Directive: Return the records, each one exactly as written.
— Begin Data for this exercise —
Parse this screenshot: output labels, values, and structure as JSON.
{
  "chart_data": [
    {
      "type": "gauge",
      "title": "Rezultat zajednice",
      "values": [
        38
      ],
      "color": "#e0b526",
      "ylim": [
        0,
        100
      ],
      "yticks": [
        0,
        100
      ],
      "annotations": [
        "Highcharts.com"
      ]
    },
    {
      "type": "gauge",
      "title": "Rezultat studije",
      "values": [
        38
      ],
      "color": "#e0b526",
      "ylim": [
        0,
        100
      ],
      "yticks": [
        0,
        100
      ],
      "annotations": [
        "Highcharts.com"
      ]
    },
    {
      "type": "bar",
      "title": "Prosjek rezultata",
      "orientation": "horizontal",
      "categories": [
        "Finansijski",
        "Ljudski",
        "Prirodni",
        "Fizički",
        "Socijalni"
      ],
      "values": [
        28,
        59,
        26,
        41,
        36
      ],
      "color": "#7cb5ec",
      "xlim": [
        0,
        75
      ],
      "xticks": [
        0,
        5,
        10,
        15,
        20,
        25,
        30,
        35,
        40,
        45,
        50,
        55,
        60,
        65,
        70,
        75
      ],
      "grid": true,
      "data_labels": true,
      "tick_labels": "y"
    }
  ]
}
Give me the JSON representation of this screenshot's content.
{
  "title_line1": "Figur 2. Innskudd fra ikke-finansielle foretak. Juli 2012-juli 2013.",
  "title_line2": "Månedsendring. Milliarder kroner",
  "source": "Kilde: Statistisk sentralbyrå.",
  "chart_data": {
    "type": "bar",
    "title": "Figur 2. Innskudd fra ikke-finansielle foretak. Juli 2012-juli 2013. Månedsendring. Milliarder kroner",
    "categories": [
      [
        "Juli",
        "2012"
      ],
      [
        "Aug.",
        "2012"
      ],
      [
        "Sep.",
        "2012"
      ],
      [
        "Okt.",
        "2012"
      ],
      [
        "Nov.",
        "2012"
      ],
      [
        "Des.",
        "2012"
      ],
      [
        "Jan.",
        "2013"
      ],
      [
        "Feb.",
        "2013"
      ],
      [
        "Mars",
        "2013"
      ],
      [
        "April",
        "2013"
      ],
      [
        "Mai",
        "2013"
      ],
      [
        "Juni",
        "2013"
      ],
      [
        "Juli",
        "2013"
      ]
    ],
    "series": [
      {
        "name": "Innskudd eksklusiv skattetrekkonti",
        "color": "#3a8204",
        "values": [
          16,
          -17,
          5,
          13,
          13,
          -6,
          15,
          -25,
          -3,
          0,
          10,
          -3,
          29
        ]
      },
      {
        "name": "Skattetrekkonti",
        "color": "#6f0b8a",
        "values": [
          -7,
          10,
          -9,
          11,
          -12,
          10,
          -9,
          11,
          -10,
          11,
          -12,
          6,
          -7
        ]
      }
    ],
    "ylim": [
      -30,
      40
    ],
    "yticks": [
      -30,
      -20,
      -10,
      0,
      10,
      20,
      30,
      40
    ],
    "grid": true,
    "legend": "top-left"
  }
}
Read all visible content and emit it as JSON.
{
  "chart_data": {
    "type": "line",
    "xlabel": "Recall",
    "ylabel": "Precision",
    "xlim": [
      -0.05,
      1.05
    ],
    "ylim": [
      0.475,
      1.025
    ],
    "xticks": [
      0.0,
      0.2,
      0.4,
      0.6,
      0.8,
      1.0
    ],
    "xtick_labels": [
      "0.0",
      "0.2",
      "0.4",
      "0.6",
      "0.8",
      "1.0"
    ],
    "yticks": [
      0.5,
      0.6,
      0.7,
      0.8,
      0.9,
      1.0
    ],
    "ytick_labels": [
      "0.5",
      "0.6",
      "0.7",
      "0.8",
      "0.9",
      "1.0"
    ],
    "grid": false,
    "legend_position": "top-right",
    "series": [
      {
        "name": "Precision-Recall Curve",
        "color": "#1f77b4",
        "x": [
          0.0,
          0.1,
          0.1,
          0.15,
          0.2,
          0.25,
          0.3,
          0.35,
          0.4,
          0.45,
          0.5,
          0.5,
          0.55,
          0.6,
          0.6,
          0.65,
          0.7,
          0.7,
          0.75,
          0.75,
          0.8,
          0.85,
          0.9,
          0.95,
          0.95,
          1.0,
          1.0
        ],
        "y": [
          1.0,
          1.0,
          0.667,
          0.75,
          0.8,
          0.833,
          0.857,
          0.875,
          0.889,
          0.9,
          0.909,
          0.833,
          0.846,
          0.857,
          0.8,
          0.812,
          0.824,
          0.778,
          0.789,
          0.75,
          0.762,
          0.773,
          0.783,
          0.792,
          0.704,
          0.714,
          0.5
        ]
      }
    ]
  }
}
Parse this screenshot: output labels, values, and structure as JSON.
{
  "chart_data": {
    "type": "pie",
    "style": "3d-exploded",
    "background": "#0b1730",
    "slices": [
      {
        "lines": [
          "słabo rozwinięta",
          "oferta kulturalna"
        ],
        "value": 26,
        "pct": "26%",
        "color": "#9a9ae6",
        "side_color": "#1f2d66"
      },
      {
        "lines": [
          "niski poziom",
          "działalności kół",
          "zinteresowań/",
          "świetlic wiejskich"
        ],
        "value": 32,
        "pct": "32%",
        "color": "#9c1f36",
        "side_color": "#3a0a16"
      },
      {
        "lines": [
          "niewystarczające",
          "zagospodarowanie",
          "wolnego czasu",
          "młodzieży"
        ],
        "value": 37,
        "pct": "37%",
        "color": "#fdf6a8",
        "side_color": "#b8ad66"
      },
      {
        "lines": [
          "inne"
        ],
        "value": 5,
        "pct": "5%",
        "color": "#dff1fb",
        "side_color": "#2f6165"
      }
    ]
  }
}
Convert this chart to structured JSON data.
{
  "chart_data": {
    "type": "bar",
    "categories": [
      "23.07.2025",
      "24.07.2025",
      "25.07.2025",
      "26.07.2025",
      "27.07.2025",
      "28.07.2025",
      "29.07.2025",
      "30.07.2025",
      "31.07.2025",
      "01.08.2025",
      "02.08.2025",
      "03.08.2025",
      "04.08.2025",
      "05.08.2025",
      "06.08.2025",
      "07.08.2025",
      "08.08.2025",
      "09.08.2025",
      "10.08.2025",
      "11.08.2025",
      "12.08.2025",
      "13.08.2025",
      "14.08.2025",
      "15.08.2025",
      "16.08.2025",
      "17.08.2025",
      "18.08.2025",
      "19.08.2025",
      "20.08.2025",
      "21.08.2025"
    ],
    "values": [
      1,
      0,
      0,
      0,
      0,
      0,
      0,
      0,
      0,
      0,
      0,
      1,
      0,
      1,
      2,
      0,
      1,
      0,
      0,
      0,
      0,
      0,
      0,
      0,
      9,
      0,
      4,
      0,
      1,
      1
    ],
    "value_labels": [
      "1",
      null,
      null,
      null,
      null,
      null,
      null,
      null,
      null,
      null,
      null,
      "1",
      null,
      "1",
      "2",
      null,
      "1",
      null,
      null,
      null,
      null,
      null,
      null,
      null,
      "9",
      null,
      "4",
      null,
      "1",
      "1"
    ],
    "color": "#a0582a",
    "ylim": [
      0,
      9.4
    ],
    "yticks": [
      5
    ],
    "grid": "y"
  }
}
— End Data for this exercise —
Exercise response:
Parse this screenshot: output labels, values, and structure as JSON.
{
  "chart_data": [
    {
      "type": "gauge",
      "title": "Rezultat zajednice",
      "values": [
        38
      ],
      "color": "#e0b526",
      "ylim": [
        0,
        100
      ],
      "yticks": [
        0,
        100
      ],
      "annotations": [
        "Highcharts.com"
      ]
    },
    {
      "type": "gauge",
      "title": "Rezultat studije",
      "values": [
        38
      ],
      "color": "#e0b526",
      "ylim": [
        0,
        100
      ],
      "yticks": [
        0,
        100
      ],
      "annotations": [
        "Highcharts.com"
      ]
    },
    {
      "type": "bar",
      "title": "Prosjek rezultata",
      "orientation": "horizontal",
      "categories": [
        "Finansijski",
        "Ljudski",
        "Prirodni",
        "Fizički",
        "Socijalni"
      ],
      "values": [
        28,
        59,
        26,
        41,
        36
      ],
      "color": "#7cb5ec",
      "xlim": [
        0,
        75
      ],
      "xticks": [
        0,
        5,
        10,
        15,
        20,
        25,
        30,
        35,
        40,
        45,
        50,
        55,
        60,
        65,
        70,
        75
      ],
      "grid": true,
      "data_labels": true,
      "tick_labels": "y"
    }
  ]
}
Give me the JSON representation of this screenshot's content.
{
  "title_line1": "Figur 2. Innskudd fra ikke-finansielle foretak. Juli 2012-juli 2013.",
  "title_line2": "Månedsendring. Milliarder kroner",
  "source": "Kilde: Statistisk sentralbyrå.",
  "chart_data": {
    "type": "bar",
    "title": "Figur 2. Innskudd fra ikke-finansielle foretak. Juli 2012-juli 2013. Månedsendring. Milliarder kroner",
    "categories": [
      [
        "Juli",
        "2012"
      ],
      [
        "Aug.",
        "2012"
      ],
      [
        "Sep.",
        "2012"
      ],
      [
        "Okt.",
        "2012"
      ],
      [
        "Nov.",
        "2012"
      ],
      [
        "Des.",
        "2012"
      ],
      [
        "Jan.",
        "2013"
      ],
      [
        "Feb.",
        "2013"
      ],
      [
        "Mars",
        "2013"
      ],
      [
        "April",
        "2013"
      ],
      [
        "Mai",
        "2013"
      ],
      [
        "Juni",
        "2013"
      ],
      [
        "Juli",
        "2013"
      ]
    ],
    "series": [
      {
        "name": "Innskudd eksklusiv skattetrekkonti",
        "color": "#3a8204",
        "values": [
          16,
          -17,
          5,
          13,
          13,
          -6,
          15,
          -25,
          -3,
          0,
          10,
          -3,
          29
        ]
      },
      {
        "name": "Skattetrekkonti",
        "color": "#6f0b8a",
        "values": [
          -7,
          10,
          -9,
          11,
          -12,
          10,
          -9,
          11,
          -10,
          11,
          -12,
          6,
          -7
        ]
      }
    ],
    "ylim": [
      -30,
      40
    ],
    "yticks": [
      -30,
      -20,
      -10,
      0,
      10,
      20,
      30,
      40
    ],
    "grid": true,
    "legend": "top-left"
  }
}
Read all visible content and emit it as JSON.
{
  "chart_data": {
    "type": "line",
    "xlabel": "Recall",
    "ylabel": "Precision",
    "xlim": [
      -0.05,
      1.05
    ],
    "ylim": [
      0.475,
      1.025
    ],
    "xticks": [
      0.0,
      0.2,
      0.4,
      0.6,
      0.8,
      1.0
    ],
    "xtick_labels": [
      "0.0",
      "0.2",
      "0.4",
      "0.6",
      "0.8",
      "1.0"
    ],
    "yticks": [
      0.5,
      0.6,
      0.7,
      0.8,
      0.9,
      1.0
    ],
    "ytick_labels": [
      "0.5",
      "0.6",
      "0.7",
      "0.8",
      "0.9",
      "1.0"
    ],
    "grid": false,
    "legend_position": "top-right",
    "series": [
      {
        "name": "Precision-Recall Curve",
        "color": "#1f77b4",
        "x": [
          0.0,
          0.1,
          0.1,
          0.15,
          0.2,
          0.25,
          0.3,
          0.35,
          0.4,
          0.45,
          0.5,
          0.5,
          0.55,
          0.6,
          0.6,
          0.65,
          0.7,
          0.7,
          0.75,
          0.75,
          0.8,
          0.85,
          0.9,
          0.95,
          0.95,
          1.0,
          1.0
        ],
        "y": [
          1.0,
          1.0,
          0.667,
          0.75,
          0.8,
          0.833,
          0.857,
          0.875,
          0.889,
          0.9,
          0.909,
          0.833,
          0.846,
          0.857,
          0.8,
          0.812,
          0.824,
          0.778,
          0.789,
          0.75,
          0.762,
          0.773,
          0.783,
          0.792,
          0.704,
          0.714,
          0.5
        ]
      }
    ]
  }
}
Parse this screenshot: output labels, values, and structure as JSON.
{
  "chart_data": {
    "type": "pie",
    "style": "3d-exploded",
    "background": "#0b1730",
    "slices": [
      {
        "lines": [
          "słabo rozwinięta",
          "oferta kulturalna"
        ],
        "value": 26,
        "pct": "26%",
        "color": "#9a9ae6",
        "side_color": "#1f2d66"
      },
      {
        "lines": [
          "niski poziom",
          "działalności kół",
          "zinteresowań/",
          "świetlic wiejskich"
        ],
        "value": 32,
        "pct": "32%",
        "color": "#9c1f36",
        "side_color": "#3a0a16"
      },
      {
        "lines": [
          "niewystarczające",
          "zagospodarowanie",
          "wolnego czasu",
          "młodzieży"
        ],
        "value": 37,
        "pct": "37%",
        "color": "#fdf6a8",
        "side_color": "#b8ad66"
      },
      {
        "lines": [
          "inne"
        ],
        "value": 5,
        "pct": "5%",
        "color": "#dff1fb",
        "side_color": "#2f6165"
      }
    ]
  }
}
Convert this chart to structured JSON data.
{
  "chart_data": {
    "type": "bar",
    "categories": [
      "23.07.2025",
      "24.07.2025",
      "25.07.2025",
      "26.07.2025",
      "27.07.2025",
      "28.07.2025",
      "29.07.2025",
      "30.07.2025",
      "31.07.2025",
      "01.08.2025",
      "02.08.2025",
      "03.08.2025",
      "04.08.2025",
      "05.08.2025",
      "06.08.2025",
      "07.08.2025",
      "08.08.2025",
      "09.08.2025",
      "10.08.2025",
      "11.08.2025",
      "12.08.2025",
      "13.08.2025",
      "14.08.2025",
      "15.08.2025",
      "16.08.2025",
      "17.08.2025",
      "18.08.2025",
      "19.08.2025",
      "20.08.2025",
      "21.08.2025"
    ],
    "values": [
      1,
      0,
      0,
      0,
      0,
      0,
      0,
      0,
      0,
      0,
      0,
      1,
      0,
      1,
      2,
      0,
      1,
      0,
      0,
      0,
      0,
      0,
      0,
      0,
      9,
      0,
      4,
      0,
      1,
      1
    ],
    "value_labels": [
      "1",
      null,
      null,
      null,
      null,
      null,
      null,
      null,
      null,
      null,
      null,
      "1",
      null,
      "1",
      "2",
      null,
      "1",
      null,
      null,
      null,
      null,
      null,
      null,
      null,
      "9",
      null,
      "4",
      null,
      "1",
      "1"
    ],
    "color": "#a0582a",
    "ylim": [
      0,
      9.4
    ],
    "yticks": [
      5
    ],
    "grid": "y"
  }
}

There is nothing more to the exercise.